►

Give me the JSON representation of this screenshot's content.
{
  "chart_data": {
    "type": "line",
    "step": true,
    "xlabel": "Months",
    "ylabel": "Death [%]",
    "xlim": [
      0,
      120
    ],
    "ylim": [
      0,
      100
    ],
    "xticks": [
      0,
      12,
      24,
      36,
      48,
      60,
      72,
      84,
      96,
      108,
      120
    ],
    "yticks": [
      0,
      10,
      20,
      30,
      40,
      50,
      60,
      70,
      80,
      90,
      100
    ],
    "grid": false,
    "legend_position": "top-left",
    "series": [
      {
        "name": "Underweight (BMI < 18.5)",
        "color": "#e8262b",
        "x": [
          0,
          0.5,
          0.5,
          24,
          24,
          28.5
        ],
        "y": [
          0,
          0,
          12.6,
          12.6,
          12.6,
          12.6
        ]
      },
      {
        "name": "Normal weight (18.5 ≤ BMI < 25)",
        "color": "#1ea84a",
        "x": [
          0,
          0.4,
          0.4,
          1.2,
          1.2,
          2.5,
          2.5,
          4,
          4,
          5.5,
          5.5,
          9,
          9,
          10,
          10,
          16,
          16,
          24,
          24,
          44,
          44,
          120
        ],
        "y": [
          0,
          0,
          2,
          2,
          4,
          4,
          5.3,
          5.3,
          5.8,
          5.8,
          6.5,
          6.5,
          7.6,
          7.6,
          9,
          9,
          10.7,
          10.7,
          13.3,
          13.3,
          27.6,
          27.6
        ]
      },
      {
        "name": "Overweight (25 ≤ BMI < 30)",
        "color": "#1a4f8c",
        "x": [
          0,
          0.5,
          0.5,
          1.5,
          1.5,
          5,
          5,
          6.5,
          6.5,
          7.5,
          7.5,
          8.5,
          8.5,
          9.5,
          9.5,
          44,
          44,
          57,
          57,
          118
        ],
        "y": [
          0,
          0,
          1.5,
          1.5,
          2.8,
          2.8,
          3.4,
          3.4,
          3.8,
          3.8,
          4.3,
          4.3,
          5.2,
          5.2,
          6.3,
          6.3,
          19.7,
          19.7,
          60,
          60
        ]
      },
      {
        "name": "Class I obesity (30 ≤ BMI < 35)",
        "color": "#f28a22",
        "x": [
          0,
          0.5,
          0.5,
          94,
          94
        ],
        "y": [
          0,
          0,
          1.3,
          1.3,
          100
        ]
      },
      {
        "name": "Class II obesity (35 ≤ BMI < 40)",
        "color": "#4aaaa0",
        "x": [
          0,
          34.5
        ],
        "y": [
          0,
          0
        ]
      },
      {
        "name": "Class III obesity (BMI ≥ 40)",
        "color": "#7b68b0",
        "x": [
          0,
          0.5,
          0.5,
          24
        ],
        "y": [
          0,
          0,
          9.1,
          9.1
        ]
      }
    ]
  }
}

◄

## Aim of the exercise:
Take the entries and copy them out exactly.

## Problem solution:
Give me the JSON representation of this screenshot's content.
{
  "chart_data": {
    "type": "line",
    "step": true,
    "xlabel": "Months",
    "ylabel": "Death [%]",
    "xlim": [
      0,
      120
    ],
    "ylim": [
      0,
      100
    ],
    "xticks": [
      0,
      12,
      24,
      36,
      48,
      60,
      72,
      84,
      96,
      108,
      120
    ],
    "yticks": [
      0,
      10,
      20,
      30,
      40,
      50,
      60,
      70,
      80,
      90,
      100
    ],
    "grid": false,
    "legend_position": "top-left",
    "series": [
      {
        "name": "Underweight (BMI < 18.5)",
        "color": "#e8262b",
        "x": [
          0,
          0.5,
          0.5,
          24,
          24,
          28.5
        ],
        "y": [
          0,
          0,
          12.6,
          12.6,
          12.6,
          12.6
        ]
      },
      {
        "name": "Normal weight (18.5 ≤ BMI < 25)",
        "color": "#1ea84a",
        "x": [
          0,
          0.4,
          0.4,
          1.2,
          1.2,
          2.5,
          2.5,
          4,
          4,
          5.5,
          5.5,
          9,
          9,
          10,
          10,
          16,
          16,
          24,
          24,
          44,
          44,
          120
        ],
        "y": [
          0,
          0,
          2,
          2,
          4,
          4,
          5.3,
          5.3,
          5.8,
          5.8,
          6.5,
          6.5,
          7.6,
          7.6,
          9,
          9,
          10.7,
          10.7,
          13.3,
          13.3,
          27.6,
          27.6
        ]
      },
      {
        "name": "Overweight (25 ≤ BMI < 30)",
        "color": "#1a4f8c",
        "x": [
          0,
          0.5,
          0.5,
          1.5,
          1.5,
          5,
          5,
          6.5,
          6.5,
          7.5,
          7.5,
          8.5,
          8.5,
          9.5,
          9.5,
          44,
          44,
          57,
          57,
          118
        ],
        "y": [
          0,
          0,
          1.5,
          1.5,
          2.8,
          2.8,
          3.4,
          3.4,
          3.8,
          3.8,
          4.3,
          4.3,
          5.2,
          5.2,
          6.3,
          6.3,
          19.7,
          19.7,
          60,
          60
        ]
      },
      {
        "name": "Class I obesity (30 ≤ BMI < 35)",
        "color": "#f28a22",
        "x": [
          0,
          0.5,
          0.5,
          94,
          94
        ],
        "y": [
          0,
          0,
          1.3,
          1.3,
          100
        ]
      },
      {
        "name": "Class II obesity (35 ≤ BMI < 40)",
        "color": "#4aaaa0",
        "x": [
          0,
          34.5
        ],
        "y": [
          0,
          0
        ]
      },
      {
        "name": "Class III obesity (BMI ≥ 40)",
        "color": "#7b68b0",
        "x": [
          0,
          0.5,
          0.5,
          24
        ],
        "y": [
          0,
          0,
          9.1,
          9.1
        ]
      }
    ]
  }
}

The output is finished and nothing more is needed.